<<<<
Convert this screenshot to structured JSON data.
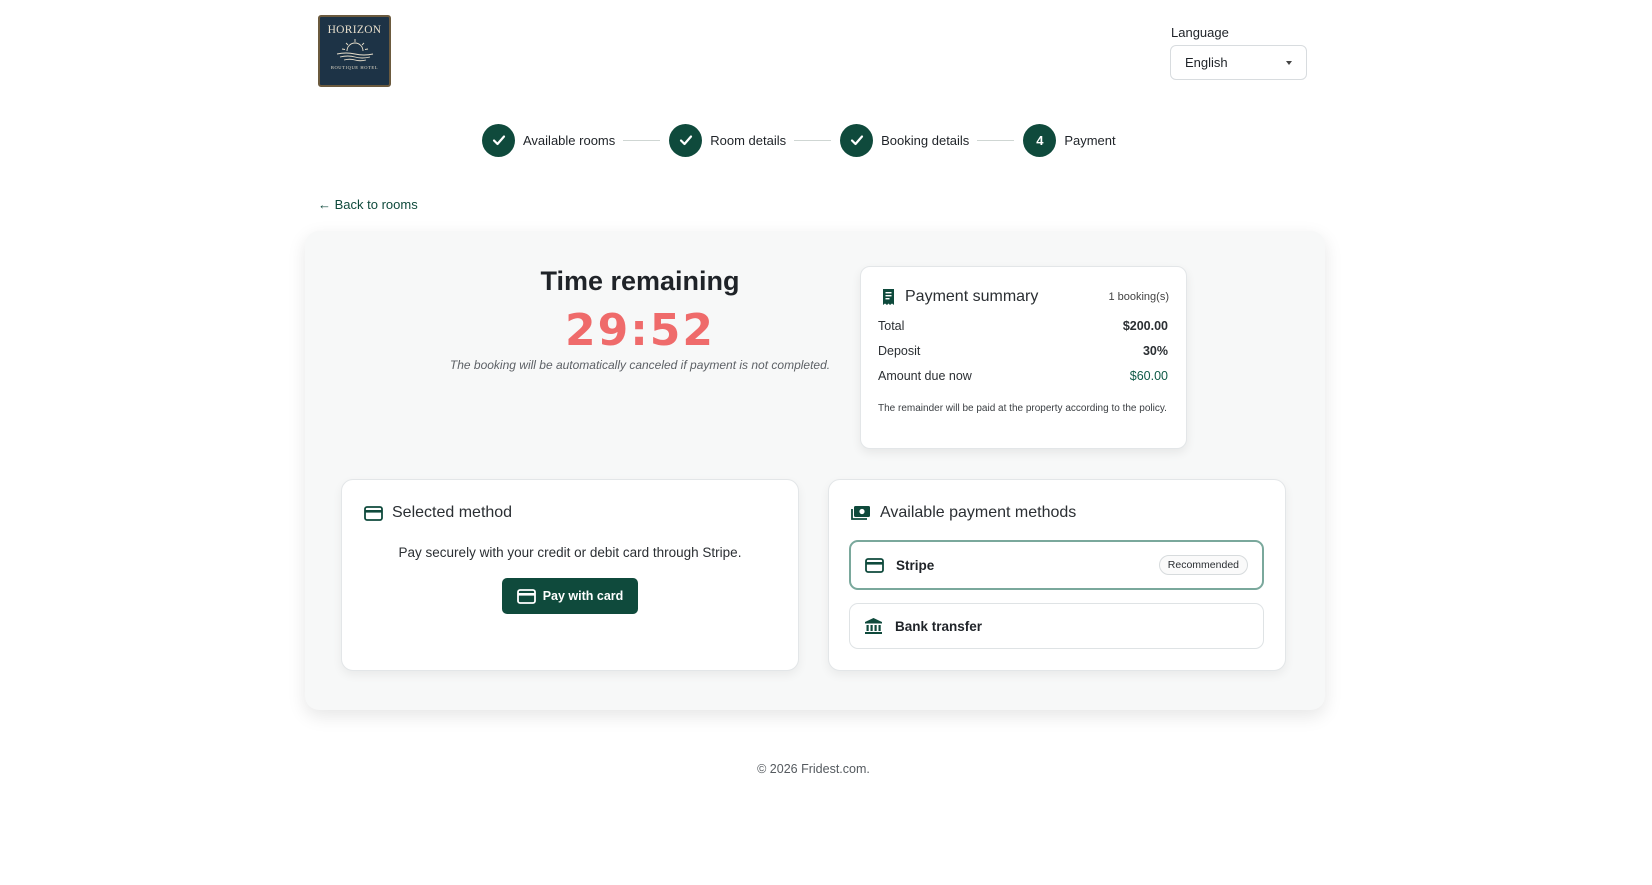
{
  "header": {
    "logo": {
      "brand": "HORIZON",
      "tagline": "BOUTIQUE HOTEL"
    },
    "language": {
      "label": "Language",
      "selected": "English"
    }
  },
  "steps": [
    {
      "label": "Available rooms",
      "status": "done"
    },
    {
      "label": "Room details",
      "status": "done"
    },
    {
      "label": "Booking details",
      "status": "done"
    },
    {
      "number": "4",
      "label": "Payment",
      "status": "current"
    }
  ],
  "back_link": "← Back to rooms",
  "timer": {
    "title": "Time remaining",
    "value": "29:52",
    "note": "The booking will be automatically canceled if payment is not completed."
  },
  "summary": {
    "title": "Payment summary",
    "count": "1 booking(s)",
    "rows": [
      {
        "label": "Total",
        "value": "$200.00"
      },
      {
        "label": "Deposit",
        "value": "30%"
      },
      {
        "label": "Amount due now",
        "value": "$60.00"
      }
    ],
    "note": "The remainder will be paid at the property according to the policy."
  },
  "selected_method": {
    "title": "Selected method",
    "description": "Pay securely with your credit or debit card through Stripe.",
    "button": "Pay with card"
  },
  "available_methods": {
    "title": "Available payment methods",
    "methods": [
      {
        "label": "Stripe",
        "badge": "Recommended"
      },
      {
        "label": "Bank transfer"
      }
    ]
  },
  "footer": "© 2026 Fridest.com.",
  "colors": {
    "primary": "#0f4a3c",
    "timer": "#ef6b6b",
    "accent_border": "#7aa89c"
  }
}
>>>>
Directions for this task. Take every line containing the word "will" and copy it.

Completed task.
    "note": "The booking will be automatically canceled if payment is not completed."
    "note": "The remainder will be paid at the property according to the policy."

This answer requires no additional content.